»»

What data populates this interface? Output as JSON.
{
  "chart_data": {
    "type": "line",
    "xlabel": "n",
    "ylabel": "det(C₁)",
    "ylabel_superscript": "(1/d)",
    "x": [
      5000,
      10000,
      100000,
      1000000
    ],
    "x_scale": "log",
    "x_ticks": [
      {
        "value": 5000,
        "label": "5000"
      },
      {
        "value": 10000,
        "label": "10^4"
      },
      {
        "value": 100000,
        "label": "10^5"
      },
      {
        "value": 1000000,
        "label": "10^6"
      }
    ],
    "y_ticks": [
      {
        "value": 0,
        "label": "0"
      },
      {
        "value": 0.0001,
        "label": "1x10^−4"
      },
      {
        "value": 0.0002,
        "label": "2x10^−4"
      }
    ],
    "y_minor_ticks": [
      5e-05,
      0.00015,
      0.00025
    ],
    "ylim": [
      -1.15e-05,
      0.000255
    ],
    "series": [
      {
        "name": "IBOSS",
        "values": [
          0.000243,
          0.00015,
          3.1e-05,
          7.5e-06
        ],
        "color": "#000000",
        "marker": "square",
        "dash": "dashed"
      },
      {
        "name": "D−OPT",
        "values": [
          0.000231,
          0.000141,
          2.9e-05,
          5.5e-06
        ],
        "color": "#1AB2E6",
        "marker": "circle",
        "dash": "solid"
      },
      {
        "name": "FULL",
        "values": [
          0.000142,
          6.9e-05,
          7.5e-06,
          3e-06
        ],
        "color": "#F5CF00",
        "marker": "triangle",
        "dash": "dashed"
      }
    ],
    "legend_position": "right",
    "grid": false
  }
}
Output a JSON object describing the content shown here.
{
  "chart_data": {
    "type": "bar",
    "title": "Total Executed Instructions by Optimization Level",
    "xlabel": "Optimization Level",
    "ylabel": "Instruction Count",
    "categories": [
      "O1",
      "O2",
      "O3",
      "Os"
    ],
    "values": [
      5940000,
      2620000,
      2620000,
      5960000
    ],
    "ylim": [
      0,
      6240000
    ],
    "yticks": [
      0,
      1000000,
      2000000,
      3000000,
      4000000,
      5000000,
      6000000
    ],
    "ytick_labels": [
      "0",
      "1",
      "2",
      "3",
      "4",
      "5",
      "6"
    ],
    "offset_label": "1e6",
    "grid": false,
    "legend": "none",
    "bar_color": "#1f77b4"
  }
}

««

• _Work required_:
Print the material once more, exactly.

• _Full answer_:
What data populates this interface? Output as JSON.
{
  "chart_data": {
    "type": "line",
    "xlabel": "n",
    "ylabel": "det(C₁)",
    "ylabel_superscript": "(1/d)",
    "x": [
      5000,
      10000,
      100000,
      1000000
    ],
    "x_scale": "log",
    "x_ticks": [
      {
        "value": 5000,
        "label": "5000"
      },
      {
        "value": 10000,
        "label": "10^4"
      },
      {
        "value": 100000,
        "label": "10^5"
      },
      {
        "value": 1000000,
        "label": "10^6"
      }
    ],
    "y_ticks": [
      {
        "value": 0,
        "label": "0"
      },
      {
        "value": 0.0001,
        "label": "1x10^−4"
      },
      {
        "value": 0.0002,
        "label": "2x10^−4"
      }
    ],
    "y_minor_ticks": [
      5e-05,
      0.00015,
      0.00025
    ],
    "ylim": [
      -1.15e-05,
      0.000255
    ],
    "series": [
      {
        "name": "IBOSS",
        "values": [
          0.000243,
          0.00015,
          3.1e-05,
          7.5e-06
        ],
        "color": "#000000",
        "marker": "square",
        "dash": "dashed"
      },
      {
        "name": "D−OPT",
        "values": [
          0.000231,
          0.000141,
          2.9e-05,
          5.5e-06
        ],
        "color": "#1AB2E6",
        "marker": "circle",
        "dash": "solid"
      },
      {
        "name": "FULL",
        "values": [
          0.000142,
          6.9e-05,
          7.5e-06,
          3e-06
        ],
        "color": "#F5CF00",
        "marker": "triangle",
        "dash": "dashed"
      }
    ],
    "legend_position": "right",
    "grid": false
  }
}
Output a JSON object describing the content shown here.
{
  "chart_data": {
    "type": "bar",
    "title": "Total Executed Instructions by Optimization Level",
    "xlabel": "Optimization Level",
    "ylabel": "Instruction Count",
    "categories": [
      "O1",
      "O2",
      "O3",
      "Os"
    ],
    "values": [
      5940000,
      2620000,
      2620000,
      5960000
    ],
    "ylim": [
      0,
      6240000
    ],
    "yticks": [
      0,
      1000000,
      2000000,
      3000000,
      4000000,
      5000000,
      6000000
    ],
    "ytick_labels": [
      "0",
      "1",
      "2",
      "3",
      "4",
      "5",
      "6"
    ],
    "offset_label": "1e6",
    "grid": false,
    "legend": "none",
    "bar_color": "#1f77b4"
  }
}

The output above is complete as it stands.